__Task prompt__. Find the lines holding the string "inclusion" in the data, then copy all of them.

- - - - - - -

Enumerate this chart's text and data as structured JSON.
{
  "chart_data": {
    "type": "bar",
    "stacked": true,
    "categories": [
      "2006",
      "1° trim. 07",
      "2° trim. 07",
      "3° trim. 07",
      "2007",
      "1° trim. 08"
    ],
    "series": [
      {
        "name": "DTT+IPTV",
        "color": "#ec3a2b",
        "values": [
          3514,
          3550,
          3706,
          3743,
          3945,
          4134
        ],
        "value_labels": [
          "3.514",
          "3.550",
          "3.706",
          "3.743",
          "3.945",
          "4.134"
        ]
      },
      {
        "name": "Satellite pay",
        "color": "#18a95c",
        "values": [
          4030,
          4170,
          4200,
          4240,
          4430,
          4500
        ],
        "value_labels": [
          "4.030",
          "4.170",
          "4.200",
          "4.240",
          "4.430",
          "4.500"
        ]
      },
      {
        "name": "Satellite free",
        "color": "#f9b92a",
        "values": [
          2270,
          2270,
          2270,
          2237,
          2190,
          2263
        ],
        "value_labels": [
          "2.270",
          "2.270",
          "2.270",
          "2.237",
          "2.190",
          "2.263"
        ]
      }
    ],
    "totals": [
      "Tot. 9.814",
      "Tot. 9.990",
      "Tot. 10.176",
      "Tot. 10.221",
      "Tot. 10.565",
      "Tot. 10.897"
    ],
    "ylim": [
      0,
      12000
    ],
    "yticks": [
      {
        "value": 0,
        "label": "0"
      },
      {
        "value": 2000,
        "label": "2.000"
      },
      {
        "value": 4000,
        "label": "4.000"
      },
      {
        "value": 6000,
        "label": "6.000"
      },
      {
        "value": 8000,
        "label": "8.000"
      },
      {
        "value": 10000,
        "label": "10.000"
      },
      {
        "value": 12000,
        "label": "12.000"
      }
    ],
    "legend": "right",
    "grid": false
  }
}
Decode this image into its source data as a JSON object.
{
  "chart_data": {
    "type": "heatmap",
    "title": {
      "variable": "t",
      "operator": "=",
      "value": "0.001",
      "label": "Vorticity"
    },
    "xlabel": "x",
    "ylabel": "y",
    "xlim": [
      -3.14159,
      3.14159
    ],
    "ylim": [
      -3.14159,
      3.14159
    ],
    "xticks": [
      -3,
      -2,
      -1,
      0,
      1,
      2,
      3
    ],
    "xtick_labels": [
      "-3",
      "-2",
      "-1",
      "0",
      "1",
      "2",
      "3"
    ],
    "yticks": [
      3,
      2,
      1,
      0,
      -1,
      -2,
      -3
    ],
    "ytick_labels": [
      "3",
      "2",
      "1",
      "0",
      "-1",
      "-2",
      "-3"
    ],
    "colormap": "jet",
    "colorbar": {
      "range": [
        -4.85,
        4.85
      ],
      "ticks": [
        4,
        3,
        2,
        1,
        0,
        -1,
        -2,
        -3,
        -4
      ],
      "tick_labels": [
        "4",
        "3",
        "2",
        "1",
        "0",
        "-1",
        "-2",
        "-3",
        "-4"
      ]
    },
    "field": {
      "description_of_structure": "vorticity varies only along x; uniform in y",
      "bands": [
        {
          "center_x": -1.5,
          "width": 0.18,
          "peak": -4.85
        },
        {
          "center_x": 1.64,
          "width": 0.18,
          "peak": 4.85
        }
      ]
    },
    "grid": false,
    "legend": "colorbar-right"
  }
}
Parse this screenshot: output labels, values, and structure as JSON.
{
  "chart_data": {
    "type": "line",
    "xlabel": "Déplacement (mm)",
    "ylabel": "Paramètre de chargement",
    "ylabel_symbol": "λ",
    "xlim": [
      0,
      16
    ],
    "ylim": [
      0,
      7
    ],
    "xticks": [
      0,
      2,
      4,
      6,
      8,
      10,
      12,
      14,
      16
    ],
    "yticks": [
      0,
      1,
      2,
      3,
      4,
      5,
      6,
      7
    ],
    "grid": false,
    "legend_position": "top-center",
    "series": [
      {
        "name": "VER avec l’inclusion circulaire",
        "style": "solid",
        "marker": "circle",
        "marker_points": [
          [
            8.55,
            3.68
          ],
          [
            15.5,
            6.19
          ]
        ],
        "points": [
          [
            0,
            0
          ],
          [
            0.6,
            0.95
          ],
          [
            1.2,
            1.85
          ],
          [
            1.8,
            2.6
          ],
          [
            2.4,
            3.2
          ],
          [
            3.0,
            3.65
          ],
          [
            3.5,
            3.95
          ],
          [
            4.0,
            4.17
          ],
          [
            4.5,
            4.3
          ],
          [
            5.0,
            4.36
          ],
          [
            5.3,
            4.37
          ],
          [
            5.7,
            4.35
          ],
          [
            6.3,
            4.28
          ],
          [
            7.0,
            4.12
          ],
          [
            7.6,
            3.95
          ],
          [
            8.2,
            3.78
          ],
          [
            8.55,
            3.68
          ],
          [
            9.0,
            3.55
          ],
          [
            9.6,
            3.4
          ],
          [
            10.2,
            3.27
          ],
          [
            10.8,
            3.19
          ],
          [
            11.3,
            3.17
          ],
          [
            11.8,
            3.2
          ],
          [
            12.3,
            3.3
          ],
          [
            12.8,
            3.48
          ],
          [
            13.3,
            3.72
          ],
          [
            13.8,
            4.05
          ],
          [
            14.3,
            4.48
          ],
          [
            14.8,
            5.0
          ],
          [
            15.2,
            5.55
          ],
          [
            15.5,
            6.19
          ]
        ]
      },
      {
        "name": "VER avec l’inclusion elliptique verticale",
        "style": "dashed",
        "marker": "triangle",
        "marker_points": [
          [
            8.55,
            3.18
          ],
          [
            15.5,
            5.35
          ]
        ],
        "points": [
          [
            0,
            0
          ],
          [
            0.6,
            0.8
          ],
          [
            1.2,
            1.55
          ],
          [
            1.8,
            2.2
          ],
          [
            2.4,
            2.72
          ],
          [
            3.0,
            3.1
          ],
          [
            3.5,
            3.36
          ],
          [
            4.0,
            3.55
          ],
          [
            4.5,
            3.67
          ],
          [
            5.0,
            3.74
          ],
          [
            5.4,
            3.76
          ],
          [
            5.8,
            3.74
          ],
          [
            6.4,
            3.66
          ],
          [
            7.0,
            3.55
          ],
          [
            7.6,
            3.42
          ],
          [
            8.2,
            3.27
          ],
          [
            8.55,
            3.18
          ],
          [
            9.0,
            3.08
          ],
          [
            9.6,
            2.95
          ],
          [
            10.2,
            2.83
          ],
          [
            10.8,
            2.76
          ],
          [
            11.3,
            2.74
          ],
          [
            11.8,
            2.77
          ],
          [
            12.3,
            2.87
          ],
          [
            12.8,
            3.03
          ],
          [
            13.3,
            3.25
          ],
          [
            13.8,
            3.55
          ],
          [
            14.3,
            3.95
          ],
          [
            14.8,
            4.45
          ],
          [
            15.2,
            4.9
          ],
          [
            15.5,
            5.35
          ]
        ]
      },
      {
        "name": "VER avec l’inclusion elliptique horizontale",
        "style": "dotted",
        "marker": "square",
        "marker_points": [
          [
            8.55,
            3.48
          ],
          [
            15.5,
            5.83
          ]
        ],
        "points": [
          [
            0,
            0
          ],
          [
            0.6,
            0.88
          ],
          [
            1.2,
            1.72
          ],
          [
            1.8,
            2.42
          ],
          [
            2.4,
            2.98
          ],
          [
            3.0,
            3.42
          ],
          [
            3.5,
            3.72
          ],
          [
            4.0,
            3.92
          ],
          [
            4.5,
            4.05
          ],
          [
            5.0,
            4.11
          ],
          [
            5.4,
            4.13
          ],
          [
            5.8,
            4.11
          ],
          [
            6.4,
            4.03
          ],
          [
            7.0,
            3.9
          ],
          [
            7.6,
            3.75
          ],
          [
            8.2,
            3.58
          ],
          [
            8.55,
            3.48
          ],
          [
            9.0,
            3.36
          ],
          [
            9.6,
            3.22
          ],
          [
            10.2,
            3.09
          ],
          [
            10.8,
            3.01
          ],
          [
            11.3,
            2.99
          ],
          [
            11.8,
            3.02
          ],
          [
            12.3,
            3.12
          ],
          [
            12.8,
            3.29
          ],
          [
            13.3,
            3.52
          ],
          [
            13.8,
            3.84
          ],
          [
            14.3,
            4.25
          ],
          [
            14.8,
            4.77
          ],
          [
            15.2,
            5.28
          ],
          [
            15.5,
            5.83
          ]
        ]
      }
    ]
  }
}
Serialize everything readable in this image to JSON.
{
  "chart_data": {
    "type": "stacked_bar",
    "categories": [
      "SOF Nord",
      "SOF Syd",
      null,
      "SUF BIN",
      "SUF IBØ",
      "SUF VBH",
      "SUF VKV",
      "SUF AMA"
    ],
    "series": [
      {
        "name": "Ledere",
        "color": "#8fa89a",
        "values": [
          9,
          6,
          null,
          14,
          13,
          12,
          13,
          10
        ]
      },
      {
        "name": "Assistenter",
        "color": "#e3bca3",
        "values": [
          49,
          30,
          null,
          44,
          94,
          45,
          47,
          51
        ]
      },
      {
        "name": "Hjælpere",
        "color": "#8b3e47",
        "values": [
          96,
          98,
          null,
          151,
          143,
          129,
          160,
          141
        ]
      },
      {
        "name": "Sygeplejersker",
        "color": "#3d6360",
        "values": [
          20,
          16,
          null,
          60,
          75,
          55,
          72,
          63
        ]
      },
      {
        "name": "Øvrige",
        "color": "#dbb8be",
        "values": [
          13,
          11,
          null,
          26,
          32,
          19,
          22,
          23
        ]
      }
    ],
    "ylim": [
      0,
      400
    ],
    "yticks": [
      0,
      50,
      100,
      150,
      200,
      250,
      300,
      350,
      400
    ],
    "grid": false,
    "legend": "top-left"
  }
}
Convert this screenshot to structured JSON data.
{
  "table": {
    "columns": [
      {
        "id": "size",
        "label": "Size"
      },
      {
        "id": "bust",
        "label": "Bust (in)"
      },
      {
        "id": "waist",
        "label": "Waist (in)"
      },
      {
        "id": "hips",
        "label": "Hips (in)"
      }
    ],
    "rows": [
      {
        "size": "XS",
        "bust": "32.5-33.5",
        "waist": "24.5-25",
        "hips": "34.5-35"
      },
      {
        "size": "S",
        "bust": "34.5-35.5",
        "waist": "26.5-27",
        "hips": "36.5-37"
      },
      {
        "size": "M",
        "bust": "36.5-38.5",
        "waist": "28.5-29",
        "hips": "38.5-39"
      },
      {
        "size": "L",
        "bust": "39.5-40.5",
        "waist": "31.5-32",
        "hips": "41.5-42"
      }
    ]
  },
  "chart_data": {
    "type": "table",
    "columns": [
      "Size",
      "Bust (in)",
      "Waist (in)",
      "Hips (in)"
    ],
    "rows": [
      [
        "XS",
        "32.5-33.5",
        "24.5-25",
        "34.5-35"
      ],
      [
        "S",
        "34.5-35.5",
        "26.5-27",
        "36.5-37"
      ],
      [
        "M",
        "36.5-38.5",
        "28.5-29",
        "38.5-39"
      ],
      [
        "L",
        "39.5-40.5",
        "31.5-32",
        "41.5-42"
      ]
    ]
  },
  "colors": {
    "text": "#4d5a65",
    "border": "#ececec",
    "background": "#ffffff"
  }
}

- - - - - - -

__Completed exercise__.
        "name": "VER avec l’inclusion circulaire",
        "name": "VER avec l’inclusion elliptique verticale",
        "name": "VER avec l’inclusion elliptique horizontale",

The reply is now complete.